WHAT IS EXPECTED: Drop every picture, then transcribe the remaining data exactly.

DATA IN THIS EXERCISE:
——————

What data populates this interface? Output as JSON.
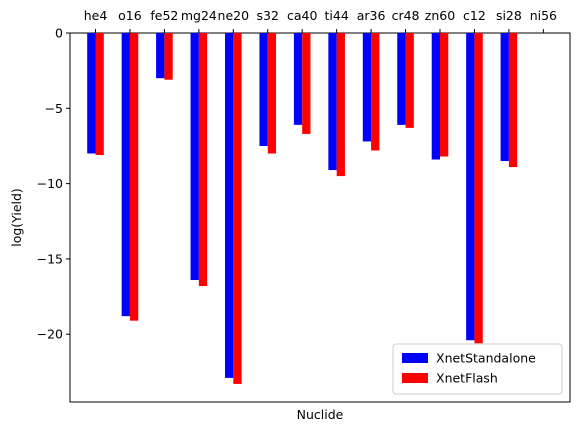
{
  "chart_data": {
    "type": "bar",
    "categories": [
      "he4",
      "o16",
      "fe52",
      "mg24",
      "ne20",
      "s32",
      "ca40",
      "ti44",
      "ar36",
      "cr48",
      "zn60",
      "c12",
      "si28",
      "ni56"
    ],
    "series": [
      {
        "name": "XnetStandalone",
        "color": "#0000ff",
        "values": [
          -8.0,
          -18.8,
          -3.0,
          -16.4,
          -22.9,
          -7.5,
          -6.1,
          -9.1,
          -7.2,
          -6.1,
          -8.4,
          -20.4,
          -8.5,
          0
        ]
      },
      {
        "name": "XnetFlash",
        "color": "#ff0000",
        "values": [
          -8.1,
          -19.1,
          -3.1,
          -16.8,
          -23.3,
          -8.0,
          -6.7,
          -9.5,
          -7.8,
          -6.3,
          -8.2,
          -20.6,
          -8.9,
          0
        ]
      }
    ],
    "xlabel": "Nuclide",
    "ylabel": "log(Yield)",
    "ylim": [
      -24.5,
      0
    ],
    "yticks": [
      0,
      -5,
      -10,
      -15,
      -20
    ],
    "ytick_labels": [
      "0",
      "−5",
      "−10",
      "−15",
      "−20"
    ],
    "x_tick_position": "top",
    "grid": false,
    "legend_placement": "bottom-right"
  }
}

——————

FINAL RESULT:
What data populates this interface? Output as JSON.
{
  "chart_data": {
    "type": "bar",
    "categories": [
      "he4",
      "o16",
      "fe52",
      "mg24",
      "ne20",
      "s32",
      "ca40",
      "ti44",
      "ar36",
      "cr48",
      "zn60",
      "c12",
      "si28",
      "ni56"
    ],
    "series": [
      {
        "name": "XnetStandalone",
        "color": "#0000ff",
        "values": [
          -8.0,
          -18.8,
          -3.0,
          -16.4,
          -22.9,
          -7.5,
          -6.1,
          -9.1,
          -7.2,
          -6.1,
          -8.4,
          -20.4,
          -8.5,
          0
        ]
      },
      {
        "name": "XnetFlash",
        "color": "#ff0000",
        "values": [
          -8.1,
          -19.1,
          -3.1,
          -16.8,
          -23.3,
          -8.0,
          -6.7,
          -9.5,
          -7.8,
          -6.3,
          -8.2,
          -20.6,
          -8.9,
          0
        ]
      }
    ],
    "xlabel": "Nuclide",
    "ylabel": "log(Yield)",
    "ylim": [
      -24.5,
      0
    ],
    "yticks": [
      0,
      -5,
      -10,
      -15,
      -20
    ],
    "ytick_labels": [
      "0",
      "−5",
      "−10",
      "−15",
      "−20"
    ],
    "x_tick_position": "top",
    "grid": false,
    "legend_placement": "bottom-right"
  }
}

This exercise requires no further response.